== Supplied records ==

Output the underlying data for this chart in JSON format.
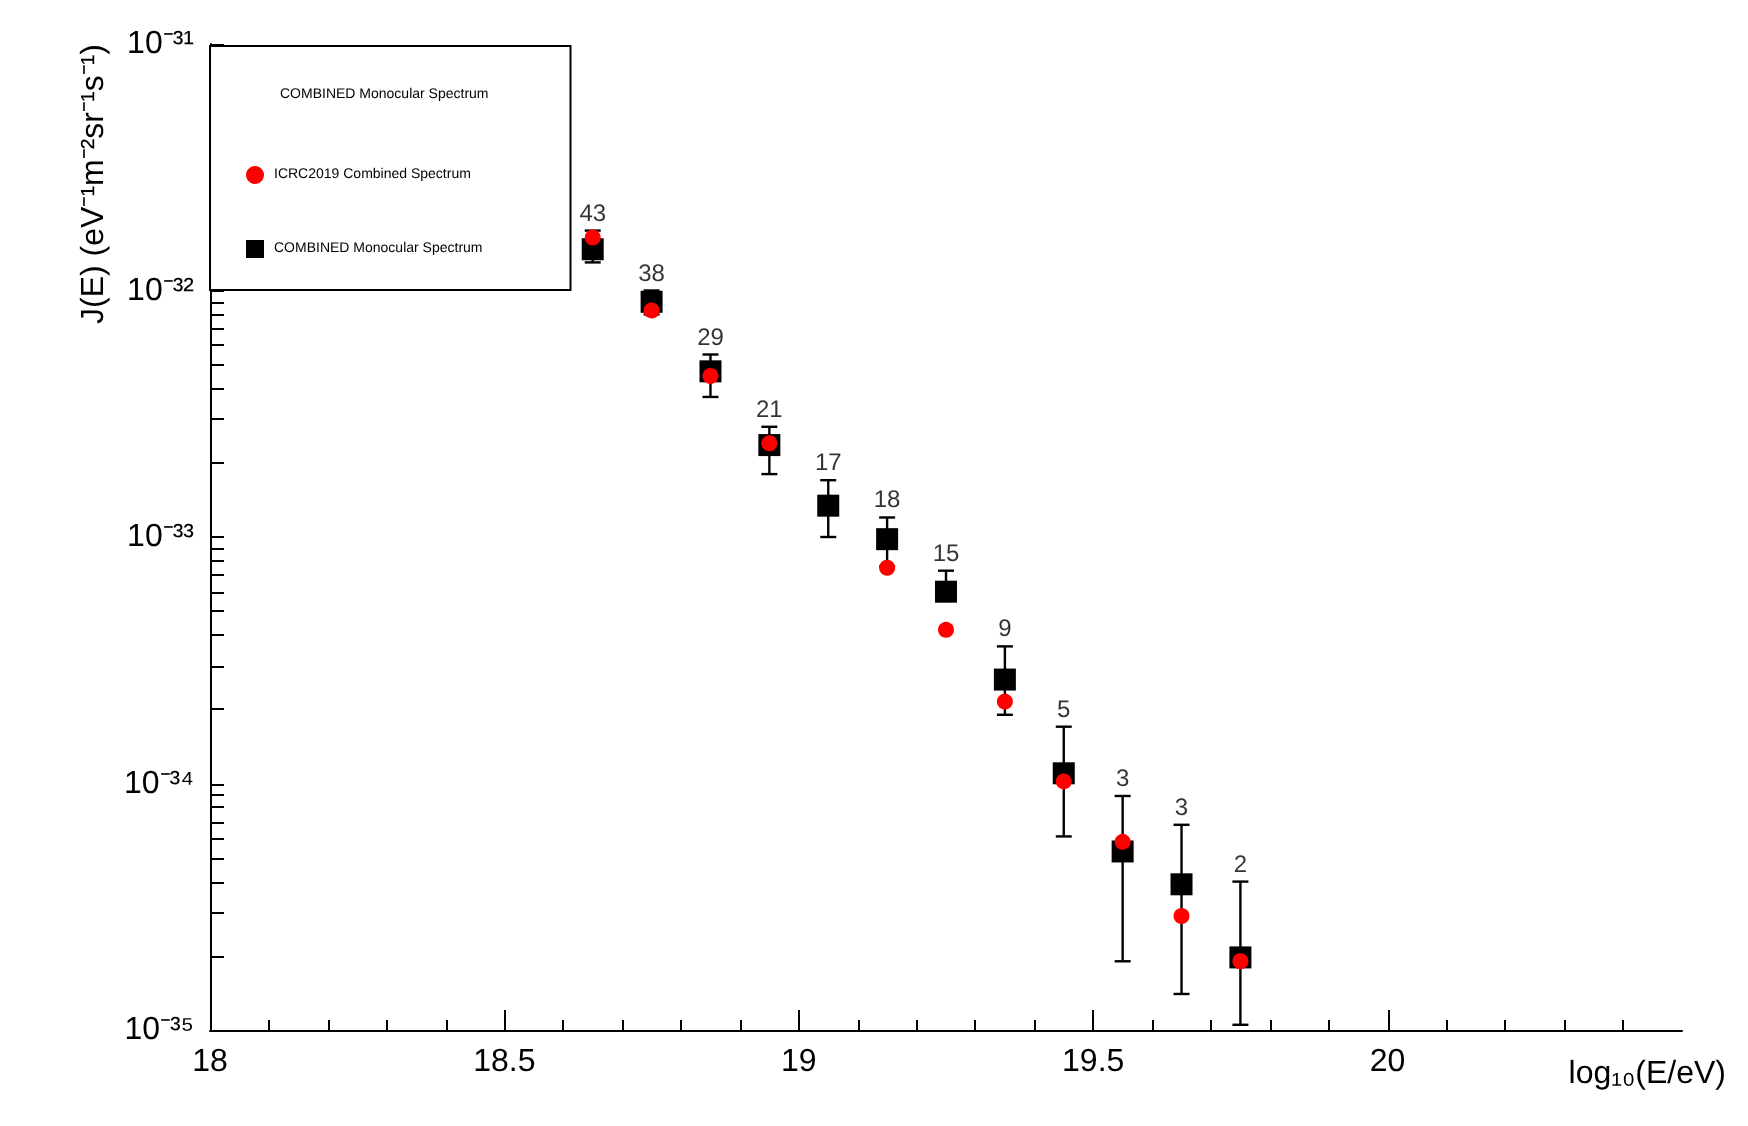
{
  "chart_data": {
    "type": "scatter",
    "xlabel": "log₁₀(E/eV)",
    "ylabel": "J(E) (eV⁻¹m⁻²sr⁻¹s⁻¹)",
    "legend_title": "COMBINED Monocular Spectrum",
    "legend": "top left",
    "log": "y",
    "xlim": [
      18,
      20.5
    ],
    "xticks": [
      18,
      18.5,
      19,
      19.5,
      20
    ],
    "ylim": [
      1e-35,
      1e-31
    ],
    "yticks": [
      {
        "value": 1e-35,
        "label": "10⁻³⁵"
      },
      {
        "value": 1e-34,
        "label": "10⁻³⁴"
      },
      {
        "value": 1e-33,
        "label": "10⁻³³"
      },
      {
        "value": 1e-32,
        "label": "10⁻³²"
      },
      {
        "value": 1e-31,
        "label": "10⁻³¹"
      }
    ],
    "x": [
      18.65,
      18.75,
      18.85,
      18.95,
      19.05,
      19.15,
      19.25,
      19.35,
      19.45,
      19.55,
      19.65,
      19.75
    ],
    "series": [
      {
        "name": "ICRC2019 Combined Spectrum",
        "color": "#ff0000",
        "marker": "circle",
        "values": [
          1.64e-32,
          8.3e-33,
          4.5e-33,
          2.4e-33,
          null,
          7.5e-34,
          4.2e-34,
          2.15e-34,
          1.02e-34,
          5.8e-35,
          2.9e-35,
          1.9e-35
        ]
      },
      {
        "name": "COMBINED Monocular Spectrum",
        "color": "#000000",
        "marker": "square",
        "values": [
          1.47e-32,
          9e-33,
          4.7e-33,
          2.36e-33,
          1.34e-33,
          9.8e-34,
          6e-34,
          2.64e-34,
          1.1e-34,
          5.3e-35,
          3.9e-35,
          1.97e-35
        ],
        "errors": [
          [
            1.3e-32,
            1.75e-32
          ],
          [
            8e-33,
            1e-32
          ],
          [
            3.7e-33,
            5.5e-33
          ],
          [
            1.8e-33,
            2.8e-33
          ],
          [
            1e-33,
            1.7e-33
          ],
          [
            7.6e-34,
            1.2e-33
          ],
          [
            6e-34,
            7.3e-34
          ],
          [
            1.9e-34,
            3.6e-34
          ],
          [
            6.1e-35,
            1.7e-34
          ],
          [
            1.9e-35,
            8.9e-35
          ],
          [
            1.4e-35,
            6.8e-35
          ],
          [
            1.05e-35,
            4e-35
          ]
        ]
      }
    ],
    "annotations": [
      {
        "text": "43",
        "x": 18.65,
        "y": 1.75e-32
      },
      {
        "text": "38",
        "x": 18.75,
        "y": 1e-32
      },
      {
        "text": "29",
        "x": 18.85,
        "y": 5.5e-33
      },
      {
        "text": "21",
        "x": 18.95,
        "y": 2.8e-33
      },
      {
        "text": "17",
        "x": 19.05,
        "y": 1.7e-33
      },
      {
        "text": "18",
        "x": 19.15,
        "y": 1.2e-33
      },
      {
        "text": "15",
        "x": 19.25,
        "y": 7.3e-34
      },
      {
        "text": "9",
        "x": 19.35,
        "y": 3.6e-34
      },
      {
        "text": "5",
        "x": 19.45,
        "y": 1.7e-34
      },
      {
        "text": "3",
        "x": 19.55,
        "y": 8.9e-35
      },
      {
        "text": "3",
        "x": 19.65,
        "y": 6.8e-35
      },
      {
        "text": "2",
        "x": 19.75,
        "y": 4e-35
      }
    ]
  }
}
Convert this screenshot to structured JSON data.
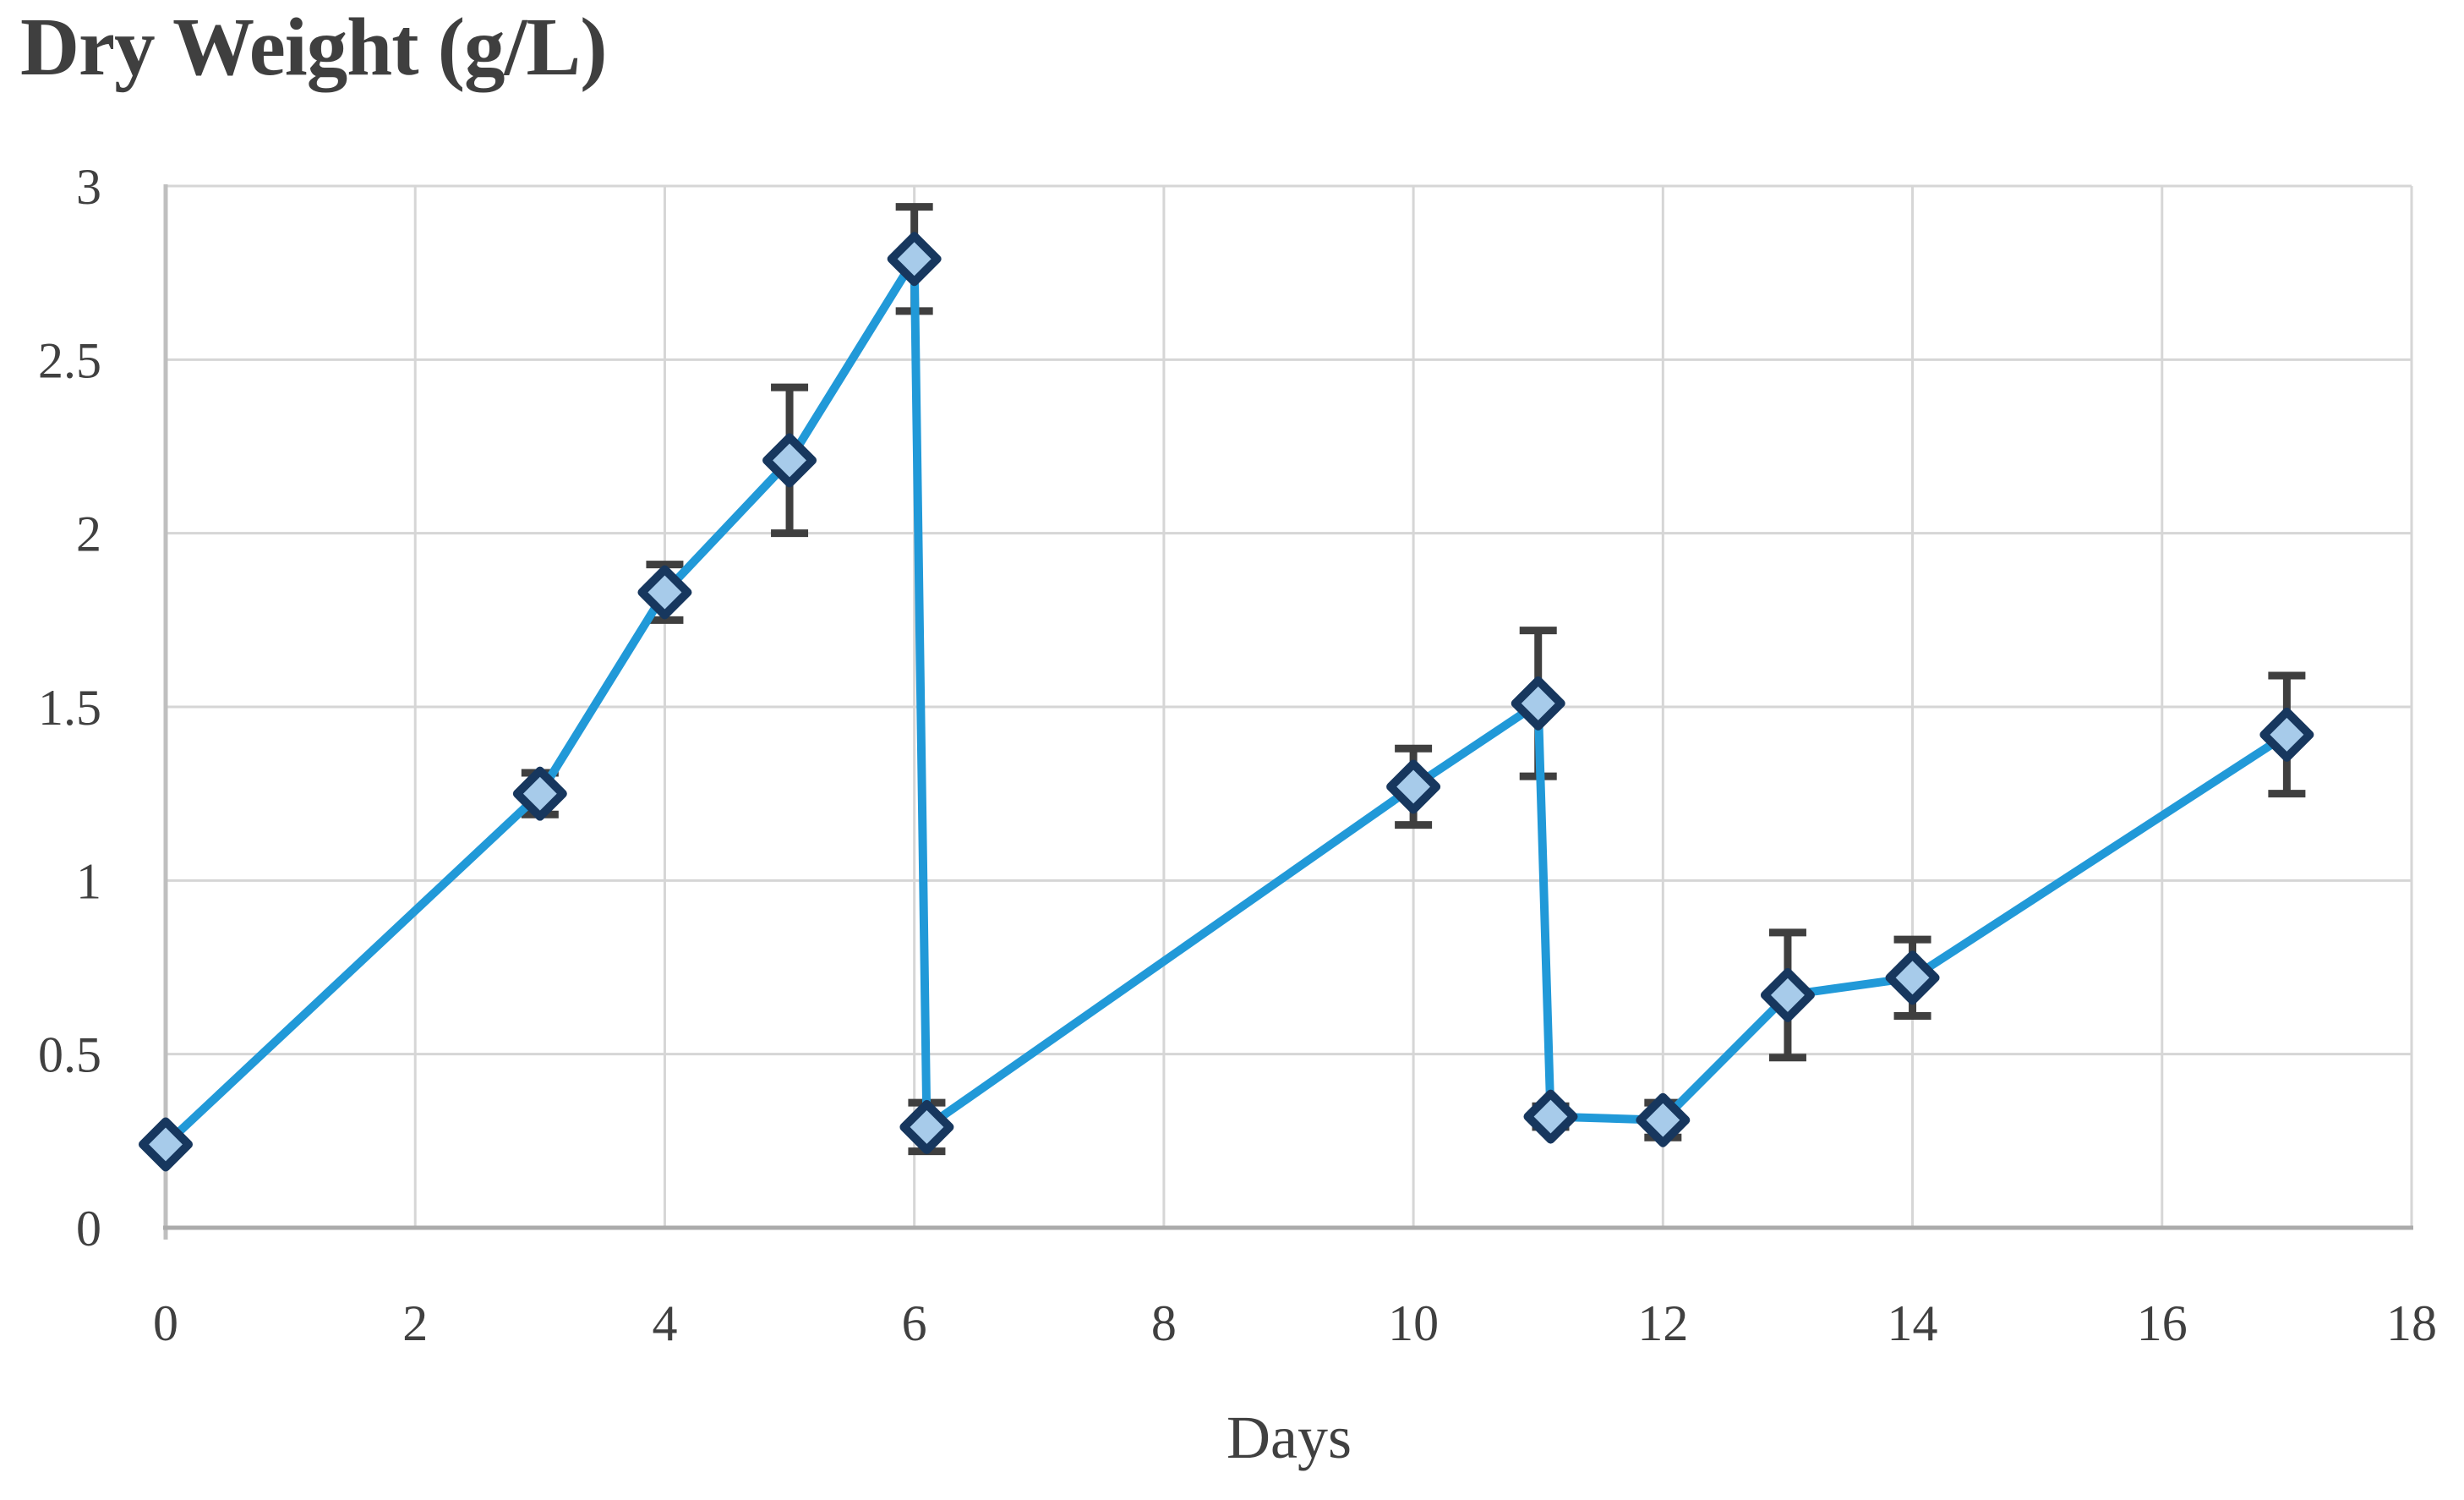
{
  "chart_data": {
    "type": "line",
    "title": "Dry Weight (g/L)",
    "xlabel": "Days",
    "ylabel": "",
    "xlim": [
      0,
      18
    ],
    "ylim": [
      0,
      3
    ],
    "x_ticks": [
      0,
      2,
      4,
      6,
      8,
      10,
      12,
      14,
      16,
      18
    ],
    "x_tick_labels": [
      "0",
      "2",
      "4",
      "6",
      "8",
      "10",
      "12",
      "14",
      "16",
      "18"
    ],
    "y_ticks": [
      0,
      0.5,
      1,
      1.5,
      2,
      2.5,
      3
    ],
    "y_tick_labels": [
      "0",
      "0.5",
      "1",
      "1.5",
      "2",
      "2.5",
      "3"
    ],
    "grid": true,
    "legend": "none",
    "series": [
      {
        "name": "Dry Weight (g/L)",
        "marker": "diamond",
        "points": [
          {
            "x": 0,
            "y": 0.24,
            "err": 0
          },
          {
            "x": 3,
            "y": 1.25,
            "err": 0.06
          },
          {
            "x": 4,
            "y": 1.83,
            "err": 0.08
          },
          {
            "x": 5,
            "y": 2.21,
            "err": 0.21
          },
          {
            "x": 6,
            "y": 2.79,
            "err": 0.15
          },
          {
            "x": 6.1,
            "y": 0.29,
            "err": 0.07
          },
          {
            "x": 10,
            "y": 1.27,
            "err": 0.11
          },
          {
            "x": 11,
            "y": 1.51,
            "err": 0.21
          },
          {
            "x": 11.1,
            "y": 0.32,
            "err": 0.03
          },
          {
            "x": 12,
            "y": 0.31,
            "err": 0.05
          },
          {
            "x": 13,
            "y": 0.67,
            "err": 0.18
          },
          {
            "x": 14,
            "y": 0.72,
            "err": 0.11
          },
          {
            "x": 17,
            "y": 1.42,
            "err": 0.17
          }
        ]
      }
    ],
    "colors": {
      "line": "#2199d8",
      "marker_fill": "#a7cbea",
      "marker_stroke": "#17375e",
      "error_bar": "#3f3f3f",
      "gridline": "#d6d6d6",
      "axis_line": "#bfbfbf",
      "bottom_axis_line": "#ababab",
      "text": "#404040"
    }
  }
}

== Set problem ==
Scan the material above for the string "Spectrum" and report each line where you find it.

== Response ==
    "legend_title": "COMBINED Monocular Spectrum",
        "name": "ICRC2019 Combined Spectrum",
        "name": "COMBINED Monocular Spectrum",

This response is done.